### What the task asks
Search the material for the string "sunt", then return every line where it is found.

** START **

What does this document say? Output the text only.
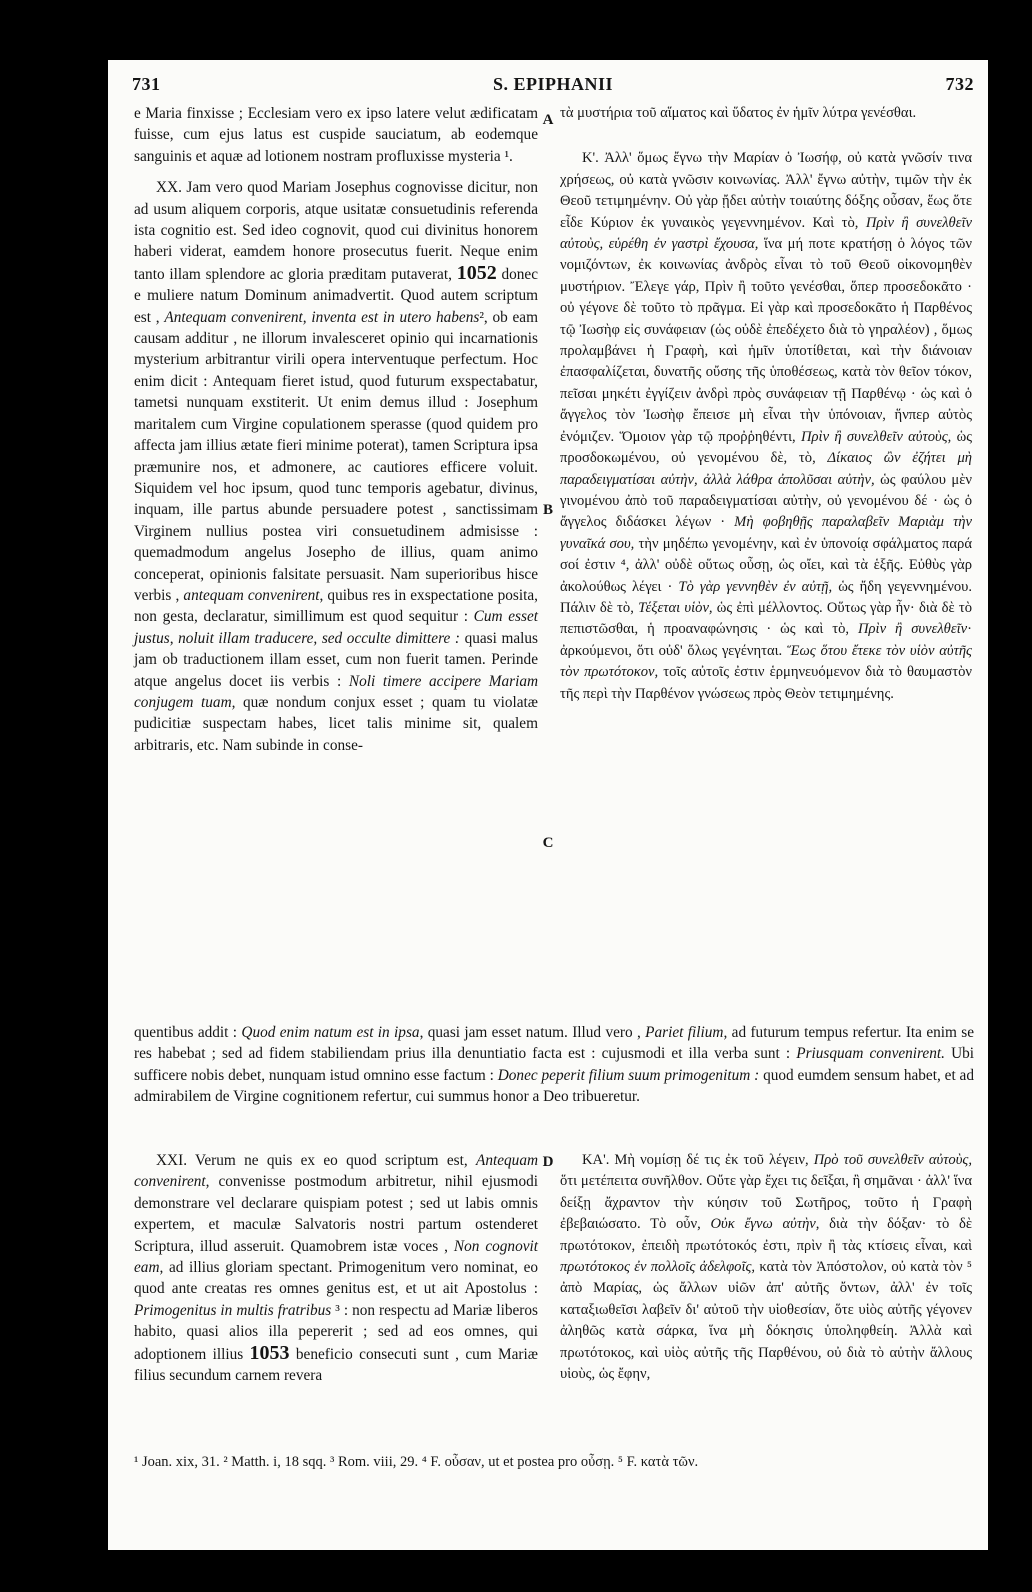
731	S. EPIPHANII	732

e Maria finxisse ; Ecclesiam vero ex ipso latere velut ædificatam fuisse, cum ejus latus est cuspide sauciatum, ab eodemque sanguinis et aquæ ad lotionem nostram profluxisse mysteria ¹.

XX. Jam vero quod Mariam Josephus cognovisse dicitur, non ad usum aliquem corporis, atque usitatæ consuetudinis referenda ista cognitio est. Sed ideo cognovit, quod cui divinitus honorem haberi viderat, eamdem honore prosecutus fuerit. Neque enim tanto illam splendore ac gloria præditam putaverat, 1052 donec e muliere natum Dominum animadvertit. Quod autem scriptum est , Antequam convenirent, inventa est in utero habens², ob eam causam additur , ne illorum invalesceret opinio qui incarnationis mysterium arbitrantur virili opera interventuque perfectum. Hoc enim dicit : Antequam fieret istud, quod futurum exspectabatur, tametsi nunquam exstiterit. Ut enim demus illud : Josephum maritalem cum Virgine copulationem sperasse (quod quidem pro affecta jam illius ætate fieri minime poterat), tamen Scriptura ipsa præmunire nos, et admonere, ac cautiores efficere voluit. Siquidem vel hoc ipsum, quod tunc temporis agebatur, divinus, inquam, ille partus abunde persuadere potest , sanctissimam Virginem nullius postea viri consuetudinem admisisse : quemadmodum angelus Josepho de illius, quam animo conceperat, opinionis falsitate persuasit. Nam superioribus hisce verbis , antequam convenirent, quibus res in exspectatione posita, non gesta, declaratur, simillimum est quod sequitur : Cum esset justus, noluit illam traducere, sed occulte dimittere : quasi malus jam ob traductionem illam esset, cum non fuerit tamen. Perinde atque angelus docet iis verbis : Noli timere accipere Mariam conjugem tuam, quæ nondum conjux esset ; quam tu violatæ pudicitiæ suspectam habes, licet talis minime sit, qualem arbitraris, etc. Nam subinde in conse-

A
B
C
D

τὰ μυστήρια τοῦ αἵματος καὶ ὕδατος ἐν ἡμῖν λύτρα γενέσθαι.

Κ'. Ἀλλ' ὅμως ἔγνω τὴν Μαρίαν ὁ Ἰωσήφ, οὐ κατὰ γνῶσίν τινα χρήσεως, οὐ κατὰ γνῶσιν κοινωνίας. Ἀλλ' ἔγνω αὐτὴν, τιμῶν τὴν ἐκ Θεοῦ τετιμημένην. Οὐ γὰρ ᾔδει αὐτὴν τοιαύτης δόξης οὖσαν, ἕως ὅτε εἶδε Κύριον ἐκ γυναικὸς γεγεννημένον. Καὶ τὸ, Πρὶν ἢ συνελθεῖν αὐτοὺς, εὑρέθη ἐν γαστρὶ ἔχουσα, ἵνα μή ποτε κρατήσῃ ὁ λόγος τῶν νομιζόντων, ἐκ κοινωνίας ἀνδρὸς εἶναι τὸ τοῦ Θεοῦ οἰκονομηθὲν μυστήριον. Ἔλεγε γάρ, Πρὶν ἢ τοῦτο γενέσθαι, ὅπερ προσεδοκᾶτο · οὐ γέγονε δὲ τοῦτο τὸ πρᾶγμα. Εἰ γὰρ καὶ προσεδοκᾶτο ἡ Παρθένος τῷ Ἰωσὴφ εἰς συνάφειαν (ὡς οὐδὲ ἐπεδέχετο διὰ τὸ γηραλέον) , ὅμως προλαμβάνει ἡ Γραφὴ, καὶ ἡμῖν ὑποτίθεται, καὶ τὴν διάνοιαν ἐπασφαλίζεται, δυνατῆς οὔσης τῆς ὑποθέσεως, κατὰ τὸν θεῖον τόκον, πεῖσαι μηκέτι ἐγγίζειν ἀνδρὶ πρὸς συνάφειαν τῇ Παρθένῳ · ὡς καὶ ὁ ἄγγελος τὸν Ἰωσὴφ ἔπεισε μὴ εἶναι τὴν ὑπόνοιαν, ἥνπερ αὐτὸς ἐνόμιζεν. Ὅμοιον γὰρ τῷ προῤῥηθέντι, Πρὶν ἢ συνελθεῖν αὐτοὺς, ὡς προσδοκωμένου, οὐ γενομένου δὲ, τὸ, Δίκαιος ὢν ἐζήτει μὴ παραδειγματίσαι αὐτὴν, ἀλλὰ λάθρα ἀπολῦσαι αὐτὴν, ὡς φαύλου μὲν γινομένου ἀπὸ τοῦ παραδειγματίσαι αὐτὴν, οὐ γενομένου δέ · ὡς ὁ ἄγγελος διδάσκει λέγων · Μὴ φοβηθῇς παραλαβεῖν Μαριὰμ τὴν γυναῖκά σου, τὴν μηδέπω γενομένην, καὶ ἐν ὑπονοίᾳ σφάλματος παρά σοί ἐστιν ⁴, ἀλλ' οὐδὲ οὕτως οὖσῃ, ὡς οἴει, καὶ τὰ ἑξῆς. Εὐθὺς γὰρ ἀκολούθως λέγει · Τὸ γὰρ γεννηθὲν ἐν αὐτῇ, ὡς ἤδη γεγεννημένου. Πάλιν δὲ τὸ, Τέξεται υἱὸν, ὡς ἐπὶ μέλλοντος. Οὕτως γὰρ ἦν· διὰ δὲ τὸ πεπιστῶσθαι, ἡ προαναφώνησις · ὡς καὶ τὸ, Πρὶν ἢ συνελθεῖν· ἀρκούμενοι, ὅτι οὐδ' ὅλως γεγένηται. Ἕως ὅτου ἔτεκε τὸν υἱὸν αὐτῆς τὸν πρωτότοκον, τοῖς αὐτοῖς ἐστιν ἑρμηνευόμενον διὰ τὸ θαυμαστὸν τῆς περὶ τὴν Παρθένον γνώσεως πρὸς Θεὸν τετιμημένης.

quentibus addit : Quod enim natum est in ipsa, quasi jam esset natum. Illud vero , Pariet filium, ad futurum tempus refertur. Ita enim se res habebat ; sed ad fidem stabiliendam prius illa denuntiatio facta est : cujusmodi et illa verba sunt : Priusquam convenirent. Ubi sufficere nobis debet, nunquam istud omnino esse factum : Donec peperit filium suum primogenitum : quod eumdem sensum habet, et ad admirabilem de Virgine cognitionem refertur, cui summus honor a Deo tribueretur.

XXI. Verum ne quis ex eo quod scriptum est, Antequam convenirent, convenisse postmodum arbitretur, nihil ejusmodi demonstrare vel declarare quispiam potest ; sed ut labis omnis expertem, et maculæ Salvatoris nostri partum ostenderet Scriptura, illud asseruit. Quamobrem istæ voces , Non cognovit eam, ad illius gloriam spectant. Primogenitum vero nominat, eo quod ante creatas res omnes genitus est, et ut ait Apostolus : Primogenitus in multis fratribus ³ : non respectu ad Mariæ liberos habito, quasi alios illa pepererit ; sed ad eos omnes, qui adoptionem illius 1053 beneficio consecuti sunt , cum Mariæ filius secundum carnem revera

ΚΑ'. Μὴ νομίσῃ δέ τις ἐκ τοῦ λέγειν, Πρὸ τοῦ συνελθεῖν αὐτοὺς, ὅτι μετέπειτα συνῆλθον. Οὔτε γὰρ ἔχει τις δεῖξαι, ἢ σημᾶναι · ἀλλ' ἵνα δείξῃ ἄχραντον τὴν κύησιν τοῦ Σωτῆρος, τοῦτο ἡ Γραφὴ ἐβεβαιώσατο. Τὸ οὖν, Οὐκ ἔγνω αὐτὴν, διὰ τὴν δόξαν· τὸ δὲ πρωτότοκον, ἐπειδὴ πρωτότοκός ἐστι, πρὶν ἢ τὰς κτίσεις εἶναι, καὶ πρωτότοκος ἐν πολλοῖς ἀδελφοῖς, κατὰ τὸν Ἀπόστολον, οὐ κατὰ τὸν ⁵ ἀπὸ Μαρίας, ὡς ἄλλων υἱῶν ἀπ' αὐτῆς ὄντων, ἀλλ' ἐν τοῖς καταξιωθεῖσι λαβεῖν δι' αὐτοῦ τὴν υἱοθεσίαν, ὅτε υἱὸς αὐτῆς γέγονεν ἀληθῶς κατὰ σάρκα, ἵνα μὴ δόκησις ὑποληφθείη. Ἀλλὰ καὶ πρωτότοκος, καὶ υἱὸς αὐτῆς τῆς Παρθένου, οὐ διὰ τὸ αὐτὴν ἄλλους υἱοὺς, ὡς ἔφην,

¹ Joan. xix, 31. ² Matth. i, 18 sqq. ³ Rom. viii, 29. ⁴ F. οὖσαν, ut et postea pro οὖσῃ. ⁵ F. κατὰ τῶν.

** END **

### Written solution
quentibus addit : Quod enim natum est in ipsa, quasi jam esset natum. Illud vero , Pariet filium, ad futurum tempus refertur. Ita enim se res habebat ; sed ad fidem stabiliendam prius illa denuntiatio facta est : cujusmodi et illa verba sunt : Priusquam convenirent. Ubi sufficere nobis debet, nunquam istud omnino esse factum : Donec peperit filium suum primogenitum : quod eumdem sensum habet, et ad admirabilem de Virgine cognitionem refertur, cui summus honor a Deo tribueretur.
XXI. Verum ne quis ex eo quod scriptum est, Antequam convenirent, convenisse postmodum arbitretur, nihil ejusmodi demonstrare vel declarare quispiam potest ; sed ut labis omnis expertem, et maculæ Salvatoris nostri partum ostenderet Scriptura, illud asseruit. Quamobrem istæ voces , Non cognovit eam, ad illius gloriam spectant. Primogenitum vero nominat, eo quod ante creatas res omnes genitus est, et ut ait Apostolus : Primogenitus in multis fratribus ³ : non respectu ad Mariæ liberos habito, quasi alios illa pepererit ; sed ad eos omnes, qui adoptionem illius 1053 beneficio consecuti sunt , cum Mariæ filius secundum carnem revera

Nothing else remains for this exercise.